## START INPUT FOR THIS TASK

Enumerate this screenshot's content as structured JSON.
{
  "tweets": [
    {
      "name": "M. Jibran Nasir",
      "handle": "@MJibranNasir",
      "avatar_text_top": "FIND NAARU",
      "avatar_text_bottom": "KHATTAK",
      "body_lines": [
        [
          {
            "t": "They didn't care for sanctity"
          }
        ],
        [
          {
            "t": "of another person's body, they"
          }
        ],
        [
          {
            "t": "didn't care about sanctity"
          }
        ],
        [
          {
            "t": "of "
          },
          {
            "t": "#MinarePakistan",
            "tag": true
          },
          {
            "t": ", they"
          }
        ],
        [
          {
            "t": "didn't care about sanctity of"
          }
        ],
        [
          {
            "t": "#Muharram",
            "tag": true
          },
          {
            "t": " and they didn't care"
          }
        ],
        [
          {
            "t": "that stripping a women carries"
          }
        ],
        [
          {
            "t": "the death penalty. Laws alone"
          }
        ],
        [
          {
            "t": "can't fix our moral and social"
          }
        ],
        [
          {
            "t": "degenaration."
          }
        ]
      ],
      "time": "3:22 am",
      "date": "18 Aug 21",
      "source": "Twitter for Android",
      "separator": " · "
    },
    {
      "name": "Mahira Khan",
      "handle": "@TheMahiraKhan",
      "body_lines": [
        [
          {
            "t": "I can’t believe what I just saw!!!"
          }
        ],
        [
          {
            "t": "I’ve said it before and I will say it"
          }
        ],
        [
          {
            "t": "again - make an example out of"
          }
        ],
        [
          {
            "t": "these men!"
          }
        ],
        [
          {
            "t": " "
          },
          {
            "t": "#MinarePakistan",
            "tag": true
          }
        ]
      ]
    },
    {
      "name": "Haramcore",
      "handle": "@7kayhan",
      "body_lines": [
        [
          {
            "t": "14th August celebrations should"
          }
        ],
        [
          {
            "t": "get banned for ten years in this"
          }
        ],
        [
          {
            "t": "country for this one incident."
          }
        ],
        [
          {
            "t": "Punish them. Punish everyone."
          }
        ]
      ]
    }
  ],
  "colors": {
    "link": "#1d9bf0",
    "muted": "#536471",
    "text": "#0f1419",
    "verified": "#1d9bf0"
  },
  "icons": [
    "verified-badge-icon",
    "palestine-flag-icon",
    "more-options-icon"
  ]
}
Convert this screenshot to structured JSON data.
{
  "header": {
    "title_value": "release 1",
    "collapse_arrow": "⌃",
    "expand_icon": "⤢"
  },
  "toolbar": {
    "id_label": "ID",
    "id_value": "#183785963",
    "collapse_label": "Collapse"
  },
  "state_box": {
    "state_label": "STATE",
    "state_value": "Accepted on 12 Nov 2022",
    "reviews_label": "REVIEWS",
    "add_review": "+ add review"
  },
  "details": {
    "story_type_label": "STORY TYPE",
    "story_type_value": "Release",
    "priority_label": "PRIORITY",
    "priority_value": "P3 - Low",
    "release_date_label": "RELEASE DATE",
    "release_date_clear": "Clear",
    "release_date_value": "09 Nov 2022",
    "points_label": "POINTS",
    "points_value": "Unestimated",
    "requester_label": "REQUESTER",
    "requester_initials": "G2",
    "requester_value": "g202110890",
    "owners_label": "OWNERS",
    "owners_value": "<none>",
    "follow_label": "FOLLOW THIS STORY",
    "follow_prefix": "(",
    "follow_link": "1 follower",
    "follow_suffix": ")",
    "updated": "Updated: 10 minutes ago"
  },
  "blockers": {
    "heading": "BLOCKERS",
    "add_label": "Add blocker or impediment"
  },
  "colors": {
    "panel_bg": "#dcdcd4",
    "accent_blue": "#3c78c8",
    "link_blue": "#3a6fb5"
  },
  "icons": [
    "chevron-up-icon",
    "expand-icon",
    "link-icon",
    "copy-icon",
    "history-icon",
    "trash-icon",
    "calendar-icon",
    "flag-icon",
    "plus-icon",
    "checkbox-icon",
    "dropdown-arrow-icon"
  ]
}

## END INPUT FOR THIS TASK

_TASK STATEMENT_
Using the data above, reproduce every line exactly.

_EXERCISE RESULT_
Enumerate this screenshot's content as structured JSON.
{
  "tweets": [
    {
      "name": "M. Jibran Nasir",
      "handle": "@MJibranNasir",
      "avatar_text_top": "FIND NAARU",
      "avatar_text_bottom": "KHATTAK",
      "body_lines": [
        [
          {
            "t": "They didn't care for sanctity"
          }
        ],
        [
          {
            "t": "of another person's body, they"
          }
        ],
        [
          {
            "t": "didn't care about sanctity"
          }
        ],
        [
          {
            "t": "of "
          },
          {
            "t": "#MinarePakistan",
            "tag": true
          },
          {
            "t": ", they"
          }
        ],
        [
          {
            "t": "didn't care about sanctity of"
          }
        ],
        [
          {
            "t": "#Muharram",
            "tag": true
          },
          {
            "t": " and they didn't care"
          }
        ],
        [
          {
            "t": "that stripping a women carries"
          }
        ],
        [
          {
            "t": "the death penalty. Laws alone"
          }
        ],
        [
          {
            "t": "can't fix our moral and social"
          }
        ],
        [
          {
            "t": "degenaration."
          }
        ]
      ],
      "time": "3:22 am",
      "date": "18 Aug 21",
      "source": "Twitter for Android",
      "separator": " · "
    },
    {
      "name": "Mahira Khan",
      "handle": "@TheMahiraKhan",
      "body_lines": [
        [
          {
            "t": "I can’t believe what I just saw!!!"
          }
        ],
        [
          {
            "t": "I’ve said it before and I will say it"
          }
        ],
        [
          {
            "t": "again - make an example out of"
          }
        ],
        [
          {
            "t": "these men!"
          }
        ],
        [
          {
            "t": " "
          },
          {
            "t": "#MinarePakistan",
            "tag": true
          }
        ]
      ]
    },
    {
      "name": "Haramcore",
      "handle": "@7kayhan",
      "body_lines": [
        [
          {
            "t": "14th August celebrations should"
          }
        ],
        [
          {
            "t": "get banned for ten years in this"
          }
        ],
        [
          {
            "t": "country for this one incident."
          }
        ],
        [
          {
            "t": "Punish them. Punish everyone."
          }
        ]
      ]
    }
  ],
  "colors": {
    "link": "#1d9bf0",
    "muted": "#536471",
    "text": "#0f1419",
    "verified": "#1d9bf0"
  },
  "icons": [
    "verified-badge-icon",
    "palestine-flag-icon",
    "more-options-icon"
  ]
}
Convert this screenshot to structured JSON data.
{
  "header": {
    "title_value": "release 1",
    "collapse_arrow": "⌃",
    "expand_icon": "⤢"
  },
  "toolbar": {
    "id_label": "ID",
    "id_value": "#183785963",
    "collapse_label": "Collapse"
  },
  "state_box": {
    "state_label": "STATE",
    "state_value": "Accepted on 12 Nov 2022",
    "reviews_label": "REVIEWS",
    "add_review": "+ add review"
  },
  "details": {
    "story_type_label": "STORY TYPE",
    "story_type_value": "Release",
    "priority_label": "PRIORITY",
    "priority_value": "P3 - Low",
    "release_date_label": "RELEASE DATE",
    "release_date_clear": "Clear",
    "release_date_value": "09 Nov 2022",
    "points_label": "POINTS",
    "points_value": "Unestimated",
    "requester_label": "REQUESTER",
    "requester_initials": "G2",
    "requester_value": "g202110890",
    "owners_label": "OWNERS",
    "owners_value": "<none>",
    "follow_label": "FOLLOW THIS STORY",
    "follow_prefix": "(",
    "follow_link": "1 follower",
    "follow_suffix": ")",
    "updated": "Updated: 10 minutes ago"
  },
  "blockers": {
    "heading": "BLOCKERS",
    "add_label": "Add blocker or impediment"
  },
  "colors": {
    "panel_bg": "#dcdcd4",
    "accent_blue": "#3c78c8",
    "link_blue": "#3a6fb5"
  },
  "icons": [
    "chevron-up-icon",
    "expand-icon",
    "link-icon",
    "copy-icon",
    "history-icon",
    "trash-icon",
    "calendar-icon",
    "flag-icon",
    "plus-icon",
    "checkbox-icon",
    "dropdown-arrow-icon"
  ]
}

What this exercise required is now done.